▶ Directions for this task: Omit every picture and write out the rest of the records exactly.

[Data extracted from a collection]
___
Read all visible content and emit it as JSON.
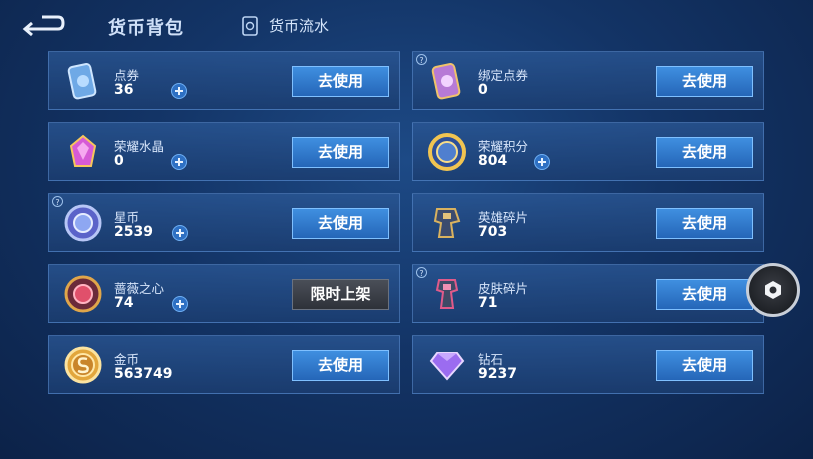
{
  "header": {
    "title": "货币背包",
    "flow_label": "货币流水"
  },
  "currencies": [
    {
      "name": "点券",
      "amount": "36",
      "action": "去使用",
      "icon": "coupon-icon"
    },
    {
      "name": "绑定点券",
      "amount": "0",
      "action": "去使用",
      "icon": "bound-coupon-icon"
    },
    {
      "name": "荣耀水晶",
      "amount": "0",
      "action": "去使用",
      "icon": "glory-crystal-icon"
    },
    {
      "name": "荣耀积分",
      "amount": "804",
      "action": "去使用",
      "icon": "glory-points-icon"
    },
    {
      "name": "星币",
      "amount": "2539",
      "action": "去使用",
      "icon": "star-coin-icon"
    },
    {
      "name": "英雄碎片",
      "amount": "703",
      "action": "去使用",
      "icon": "hero-fragment-icon"
    },
    {
      "name": "蔷薇之心",
      "amount": "74",
      "action": "限时上架",
      "icon": "rose-heart-icon"
    },
    {
      "name": "皮肤碎片",
      "amount": "71",
      "action": "去使用",
      "icon": "skin-fragment-icon"
    },
    {
      "name": "金币",
      "amount": "563749",
      "action": "去使用",
      "icon": "gold-coin-icon"
    },
    {
      "name": "钻石",
      "amount": "9237",
      "action": "去使用",
      "icon": "diamond-icon"
    }
  ],
  "help_mark": "?",
  "colors": {
    "accent_button": "#2f7ad0",
    "card_bg": "#224a86",
    "background": "#133466"
  }
}
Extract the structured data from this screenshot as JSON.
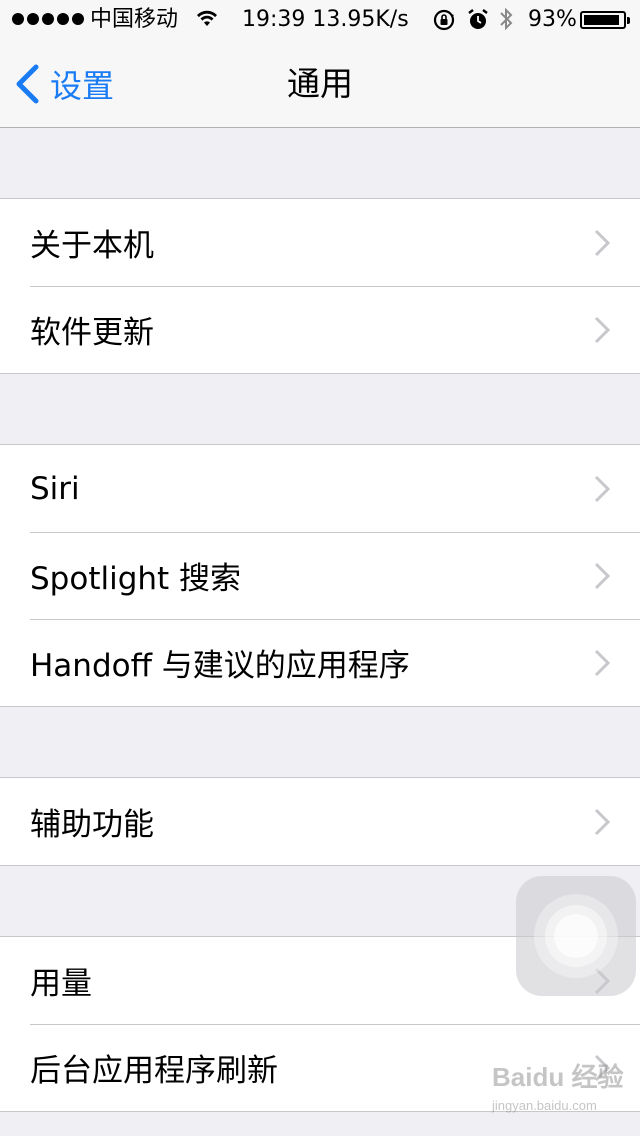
{
  "status_bar": {
    "carrier": "中国移动",
    "time": "19:39 13.95K/s",
    "battery_percent": "93%",
    "battery_level": 0.93,
    "signal_dots": 5,
    "icons": [
      "signal-dots-icon",
      "wifi-icon",
      "rotation-lock-icon",
      "alarm-icon",
      "bluetooth-icon",
      "battery-icon"
    ]
  },
  "nav": {
    "back_label": "设置",
    "title": "通用",
    "accent_color": "#1a7cf5"
  },
  "groups": [
    {
      "items": [
        {
          "label": "关于本机"
        },
        {
          "label": "软件更新"
        }
      ]
    },
    {
      "items": [
        {
          "label": "Siri"
        },
        {
          "label": "Spotlight 搜索"
        },
        {
          "label": "Handoff 与建议的应用程序"
        }
      ]
    },
    {
      "items": [
        {
          "label": "辅助功能"
        }
      ]
    },
    {
      "items": [
        {
          "label": "用量"
        },
        {
          "label": "后台应用程序刷新"
        }
      ]
    }
  ],
  "watermark": {
    "text": "Baidu 经验",
    "sub": "jingyan.baidu.com"
  }
}
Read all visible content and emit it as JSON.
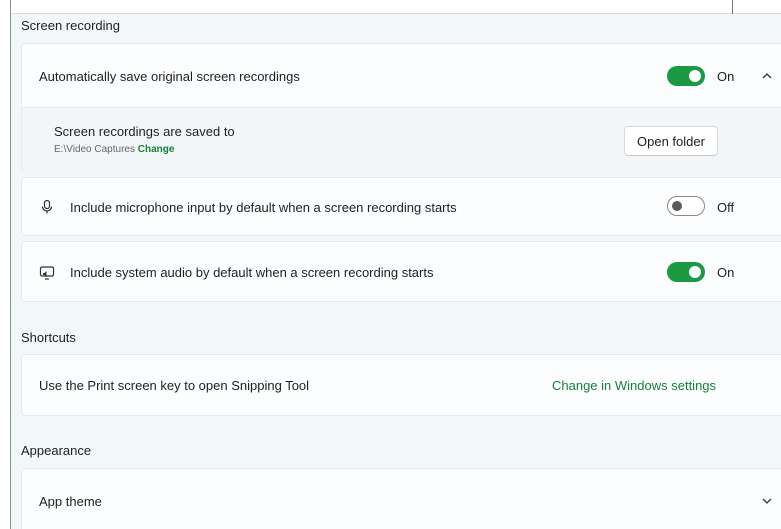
___
▶ Exercise result:
Read all visible content and emit it as JSON.
{
  "header": {
    "title": "货币背包",
    "flow_label": "货币流水"
  },
  "currencies": [
    {
      "name": "点券",
      "amount": "36",
      "action": "去使用",
      "icon": "coupon-icon"
    },
    {
      "name": "绑定点券",
      "amount": "0",
      "action": "去使用",
      "icon": "bound-coupon-icon"
    },
    {
      "name": "荣耀水晶",
      "amount": "0",
      "action": "去使用",
      "icon": "glory-crystal-icon"
    },
    {
      "name": "荣耀积分",
      "amount": "804",
      "action": "去使用",
      "icon": "glory-points-icon"
    },
    {
      "name": "星币",
      "amount": "2539",
      "action": "去使用",
      "icon": "star-coin-icon"
    },
    {
      "name": "英雄碎片",
      "amount": "703",
      "action": "去使用",
      "icon": "hero-fragment-icon"
    },
    {
      "name": "蔷薇之心",
      "amount": "74",
      "action": "限时上架",
      "icon": "rose-heart-icon"
    },
    {
      "name": "皮肤碎片",
      "amount": "71",
      "action": "去使用",
      "icon": "skin-fragment-icon"
    },
    {
      "name": "金币",
      "amount": "563749",
      "action": "去使用",
      "icon": "gold-coin-icon"
    },
    {
      "name": "钻石",
      "amount": "9237",
      "action": "去使用",
      "icon": "diamond-icon"
    }
  ],
  "help_mark": "?",
  "colors": {
    "accent_button": "#2f7ad0",
    "card_bg": "#224a86",
    "background": "#133466"
  }
}
Extract the structured data from this screenshot as JSON.
{
  "status_bar": {
    "carrier": "中国移动",
    "time": "19:39 13.95K/s",
    "battery_percent": "93%",
    "battery_level": 0.93,
    "signal_dots": 5,
    "icons": [
      "signal-dots-icon",
      "wifi-icon",
      "rotation-lock-icon",
      "alarm-icon",
      "bluetooth-icon",
      "battery-icon"
    ]
  },
  "nav": {
    "back_label": "设置",
    "title": "通用",
    "accent_color": "#1a7cf5"
  },
  "groups": [
    {
      "items": [
        {
          "label": "关于本机"
        },
        {
          "label": "软件更新"
        }
      ]
    },
    {
      "items": [
        {
          "label": "Siri"
        },
        {
          "label": "Spotlight 搜索"
        },
        {
          "label": "Handoff 与建议的应用程序"
        }
      ]
    },
    {
      "items": [
        {
          "label": "辅助功能"
        }
      ]
    },
    {
      "items": [
        {
          "label": "用量"
        },
        {
          "label": "后台应用程序刷新"
        }
      ]
    }
  ],
  "watermark": {
    "text": "Baidu 经验",
    "sub": "jingyan.baidu.com"
  }
}
Read all visible content and emit it as JSON.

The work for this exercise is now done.